Collected data:
>> START
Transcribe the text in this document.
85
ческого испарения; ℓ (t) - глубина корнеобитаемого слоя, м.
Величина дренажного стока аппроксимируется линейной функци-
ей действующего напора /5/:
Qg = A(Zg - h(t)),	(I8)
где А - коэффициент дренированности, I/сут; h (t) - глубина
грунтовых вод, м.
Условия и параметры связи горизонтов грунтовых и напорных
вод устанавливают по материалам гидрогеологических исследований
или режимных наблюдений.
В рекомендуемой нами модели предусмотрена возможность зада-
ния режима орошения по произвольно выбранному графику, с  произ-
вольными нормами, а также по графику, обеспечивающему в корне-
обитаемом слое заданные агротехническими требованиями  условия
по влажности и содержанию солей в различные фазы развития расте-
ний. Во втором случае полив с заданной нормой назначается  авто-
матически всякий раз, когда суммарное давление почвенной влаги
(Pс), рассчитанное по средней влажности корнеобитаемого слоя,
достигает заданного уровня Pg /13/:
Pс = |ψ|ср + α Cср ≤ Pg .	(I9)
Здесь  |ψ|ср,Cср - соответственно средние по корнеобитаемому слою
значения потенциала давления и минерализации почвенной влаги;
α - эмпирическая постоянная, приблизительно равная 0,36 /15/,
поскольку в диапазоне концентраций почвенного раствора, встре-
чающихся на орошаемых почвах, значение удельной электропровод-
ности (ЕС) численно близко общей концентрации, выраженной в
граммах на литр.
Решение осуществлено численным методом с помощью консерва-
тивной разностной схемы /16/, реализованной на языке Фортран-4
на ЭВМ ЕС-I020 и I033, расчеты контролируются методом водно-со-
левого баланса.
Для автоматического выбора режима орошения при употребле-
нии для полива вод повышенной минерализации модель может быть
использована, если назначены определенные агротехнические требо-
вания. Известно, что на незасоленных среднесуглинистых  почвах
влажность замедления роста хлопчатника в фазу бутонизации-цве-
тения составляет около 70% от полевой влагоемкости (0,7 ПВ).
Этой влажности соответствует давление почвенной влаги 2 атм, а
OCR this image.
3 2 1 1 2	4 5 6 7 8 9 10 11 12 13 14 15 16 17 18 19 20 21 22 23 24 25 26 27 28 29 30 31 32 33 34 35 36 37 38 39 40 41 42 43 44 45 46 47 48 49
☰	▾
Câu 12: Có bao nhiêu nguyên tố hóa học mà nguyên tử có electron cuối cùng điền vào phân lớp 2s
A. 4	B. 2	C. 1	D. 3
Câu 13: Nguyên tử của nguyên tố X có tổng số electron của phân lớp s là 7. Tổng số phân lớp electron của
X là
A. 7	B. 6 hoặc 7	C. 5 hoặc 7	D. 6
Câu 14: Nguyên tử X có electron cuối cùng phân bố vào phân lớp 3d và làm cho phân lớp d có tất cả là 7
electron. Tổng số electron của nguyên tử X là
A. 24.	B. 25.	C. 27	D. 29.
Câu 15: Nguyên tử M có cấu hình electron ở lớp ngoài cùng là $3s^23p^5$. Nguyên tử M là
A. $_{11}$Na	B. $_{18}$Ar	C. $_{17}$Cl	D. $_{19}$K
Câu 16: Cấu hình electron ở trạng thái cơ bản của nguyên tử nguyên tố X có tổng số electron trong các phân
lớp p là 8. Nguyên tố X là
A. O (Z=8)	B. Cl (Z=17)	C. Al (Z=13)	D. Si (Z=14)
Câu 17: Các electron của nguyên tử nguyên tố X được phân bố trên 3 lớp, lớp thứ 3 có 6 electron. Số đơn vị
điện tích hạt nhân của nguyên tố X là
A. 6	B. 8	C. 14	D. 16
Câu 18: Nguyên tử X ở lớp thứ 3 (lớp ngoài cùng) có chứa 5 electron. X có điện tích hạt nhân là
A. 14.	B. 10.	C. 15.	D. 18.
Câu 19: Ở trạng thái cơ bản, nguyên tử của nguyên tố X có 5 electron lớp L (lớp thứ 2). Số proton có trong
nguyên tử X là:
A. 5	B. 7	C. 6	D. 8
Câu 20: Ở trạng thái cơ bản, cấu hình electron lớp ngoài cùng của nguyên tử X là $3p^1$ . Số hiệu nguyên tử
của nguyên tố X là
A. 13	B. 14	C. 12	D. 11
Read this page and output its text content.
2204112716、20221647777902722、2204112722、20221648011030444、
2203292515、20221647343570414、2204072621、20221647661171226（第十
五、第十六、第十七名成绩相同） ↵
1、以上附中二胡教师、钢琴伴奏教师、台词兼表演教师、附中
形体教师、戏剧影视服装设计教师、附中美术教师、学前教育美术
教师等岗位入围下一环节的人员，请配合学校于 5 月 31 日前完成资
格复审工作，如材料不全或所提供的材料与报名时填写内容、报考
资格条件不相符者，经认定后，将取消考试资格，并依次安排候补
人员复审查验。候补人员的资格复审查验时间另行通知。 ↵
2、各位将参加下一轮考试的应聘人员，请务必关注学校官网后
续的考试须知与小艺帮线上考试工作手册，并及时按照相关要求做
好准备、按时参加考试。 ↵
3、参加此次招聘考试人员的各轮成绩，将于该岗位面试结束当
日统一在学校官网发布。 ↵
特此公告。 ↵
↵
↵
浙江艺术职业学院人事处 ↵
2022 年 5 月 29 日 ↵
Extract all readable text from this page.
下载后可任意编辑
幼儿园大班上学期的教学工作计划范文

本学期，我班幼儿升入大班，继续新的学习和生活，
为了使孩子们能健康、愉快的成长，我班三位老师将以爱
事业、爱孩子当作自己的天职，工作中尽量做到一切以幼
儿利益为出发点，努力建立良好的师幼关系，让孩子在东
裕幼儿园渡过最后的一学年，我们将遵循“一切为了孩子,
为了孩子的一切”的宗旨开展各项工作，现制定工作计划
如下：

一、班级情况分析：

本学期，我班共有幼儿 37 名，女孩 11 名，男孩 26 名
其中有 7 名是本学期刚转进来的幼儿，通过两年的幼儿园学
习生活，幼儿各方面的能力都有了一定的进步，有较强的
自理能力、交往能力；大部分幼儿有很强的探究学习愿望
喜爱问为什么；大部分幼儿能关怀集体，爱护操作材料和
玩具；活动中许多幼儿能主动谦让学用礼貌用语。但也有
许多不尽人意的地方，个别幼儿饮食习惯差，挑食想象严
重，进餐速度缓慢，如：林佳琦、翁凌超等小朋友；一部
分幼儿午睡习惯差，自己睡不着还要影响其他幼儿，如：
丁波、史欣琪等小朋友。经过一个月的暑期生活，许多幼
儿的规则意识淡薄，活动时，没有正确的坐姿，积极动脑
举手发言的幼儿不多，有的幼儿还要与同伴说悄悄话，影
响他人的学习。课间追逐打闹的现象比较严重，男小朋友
>> END
* [The task]:
Copy out all of the data exactly, leaving nothing out.

* [Final result]:
Transcribe the text in this document.
85
ческого испарения; ℓ (t) - глубина корнеобитаемого слоя, м.
Величина дренажного стока аппроксимируется линейной функци-
ей действующего напора /5/:
Qg = A(Zg - h(t)),	(I8)
где А - коэффициент дренированности, I/сут; h (t) - глубина
грунтовых вод, м.
Условия и параметры связи горизонтов грунтовых и напорных
вод устанавливают по материалам гидрогеологических исследований
или режимных наблюдений.
В рекомендуемой нами модели предусмотрена возможность зада-
ния режима орошения по произвольно выбранному графику, с  произ-
вольными нормами, а также по графику, обеспечивающему в корне-
обитаемом слое заданные агротехническими требованиями  условия
по влажности и содержанию солей в различные фазы развития расте-
ний. Во втором случае полив с заданной нормой назначается  авто-
матически всякий раз, когда суммарное давление почвенной влаги
(Pс), рассчитанное по средней влажности корнеобитаемого слоя,
достигает заданного уровня Pg /13/:
Pс = |ψ|ср + α Cср ≤ Pg .	(I9)
Здесь  |ψ|ср,Cср - соответственно средние по корнеобитаемому слою
значения потенциала давления и минерализации почвенной влаги;
α - эмпирическая постоянная, приблизительно равная 0,36 /15/,
поскольку в диапазоне концентраций почвенного раствора, встре-
чающихся на орошаемых почвах, значение удельной электропровод-
ности (ЕС) численно близко общей концентрации, выраженной в
граммах на литр.
Решение осуществлено численным методом с помощью консерва-
тивной разностной схемы /16/, реализованной на языке Фортран-4
на ЭВМ ЕС-I020 и I033, расчеты контролируются методом водно-со-
левого баланса.
Для автоматического выбора режима орошения при употребле-
нии для полива вод повышенной минерализации модель может быть
использована, если назначены определенные агротехнические требо-
вания. Известно, что на незасоленных среднесуглинистых  почвах
влажность замедления роста хлопчатника в фазу бутонизации-цве-
тения составляет около 70% от полевой влагоемкости (0,7 ПВ).
Этой влажности соответствует давление почвенной влаги 2 атм, а
OCR this image.
3 2 1 1 2	4 5 6 7 8 9 10 11 12 13 14 15 16 17 18 19 20 21 22 23 24 25 26 27 28 29 30 31 32 33 34 35 36 37 38 39 40 41 42 43 44 45 46 47 48 49
☰	▾
Câu 12: Có bao nhiêu nguyên tố hóa học mà nguyên tử có electron cuối cùng điền vào phân lớp 2s
A. 4	B. 2	C. 1	D. 3
Câu 13: Nguyên tử của nguyên tố X có tổng số electron của phân lớp s là 7. Tổng số phân lớp electron của
X là
A. 7	B. 6 hoặc 7	C. 5 hoặc 7	D. 6
Câu 14: Nguyên tử X có electron cuối cùng phân bố vào phân lớp 3d và làm cho phân lớp d có tất cả là 7
electron. Tổng số electron của nguyên tử X là
A. 24.	B. 25.	C. 27	D. 29.
Câu 15: Nguyên tử M có cấu hình electron ở lớp ngoài cùng là $3s^23p^5$. Nguyên tử M là
A. $_{11}$Na	B. $_{18}$Ar	C. $_{17}$Cl	D. $_{19}$K
Câu 16: Cấu hình electron ở trạng thái cơ bản của nguyên tử nguyên tố X có tổng số electron trong các phân
lớp p là 8. Nguyên tố X là
A. O (Z=8)	B. Cl (Z=17)	C. Al (Z=13)	D. Si (Z=14)
Câu 17: Các electron của nguyên tử nguyên tố X được phân bố trên 3 lớp, lớp thứ 3 có 6 electron. Số đơn vị
điện tích hạt nhân của nguyên tố X là
A. 6	B. 8	C. 14	D. 16
Câu 18: Nguyên tử X ở lớp thứ 3 (lớp ngoài cùng) có chứa 5 electron. X có điện tích hạt nhân là
A. 14.	B. 10.	C. 15.	D. 18.
Câu 19: Ở trạng thái cơ bản, nguyên tử của nguyên tố X có 5 electron lớp L (lớp thứ 2). Số proton có trong
nguyên tử X là:
A. 5	B. 7	C. 6	D. 8
Câu 20: Ở trạng thái cơ bản, cấu hình electron lớp ngoài cùng của nguyên tử X là $3p^1$ . Số hiệu nguyên tử
của nguyên tố X là
A. 13	B. 14	C. 12	D. 11
Read this page and output its text content.
2204112716、20221647777902722、2204112722、20221648011030444、
2203292515、20221647343570414、2204072621、20221647661171226（第十
五、第十六、第十七名成绩相同） ↵
1、以上附中二胡教师、钢琴伴奏教师、台词兼表演教师、附中
形体教师、戏剧影视服装设计教师、附中美术教师、学前教育美术
教师等岗位入围下一环节的人员，请配合学校于 5 月 31 日前完成资
格复审工作，如材料不全或所提供的材料与报名时填写内容、报考
资格条件不相符者，经认定后，将取消考试资格，并依次安排候补
人员复审查验。候补人员的资格复审查验时间另行通知。 ↵
2、各位将参加下一轮考试的应聘人员，请务必关注学校官网后
续的考试须知与小艺帮线上考试工作手册，并及时按照相关要求做
好准备、按时参加考试。 ↵
3、参加此次招聘考试人员的各轮成绩，将于该岗位面试结束当
日统一在学校官网发布。 ↵
特此公告。 ↵
↵
↵
浙江艺术职业学院人事处 ↵
2022 年 5 月 29 日 ↵
Extract all readable text from this page.
下载后可任意编辑
幼儿园大班上学期的教学工作计划范文

本学期，我班幼儿升入大班，继续新的学习和生活，
为了使孩子们能健康、愉快的成长，我班三位老师将以爱
事业、爱孩子当作自己的天职，工作中尽量做到一切以幼
儿利益为出发点，努力建立良好的师幼关系，让孩子在东
裕幼儿园渡过最后的一学年，我们将遵循“一切为了孩子,
为了孩子的一切”的宗旨开展各项工作，现制定工作计划
如下：

一、班级情况分析：

本学期，我班共有幼儿 37 名，女孩 11 名，男孩 26 名
其中有 7 名是本学期刚转进来的幼儿，通过两年的幼儿园学
习生活，幼儿各方面的能力都有了一定的进步，有较强的
自理能力、交往能力；大部分幼儿有很强的探究学习愿望
喜爱问为什么；大部分幼儿能关怀集体，爱护操作材料和
玩具；活动中许多幼儿能主动谦让学用礼貌用语。但也有
许多不尽人意的地方，个别幼儿饮食习惯差，挑食想象严
重，进餐速度缓慢，如：林佳琦、翁凌超等小朋友；一部
分幼儿午睡习惯差，自己睡不着还要影响其他幼儿，如：
丁波、史欣琪等小朋友。经过一个月的暑期生活，许多幼
儿的规则意识淡薄，活动时，没有正确的坐姿，积极动脑
举手发言的幼儿不多，有的幼儿还要与同伴说悄悄话，影
响他人的学习。课间追逐打闹的现象比较严重，男小朋友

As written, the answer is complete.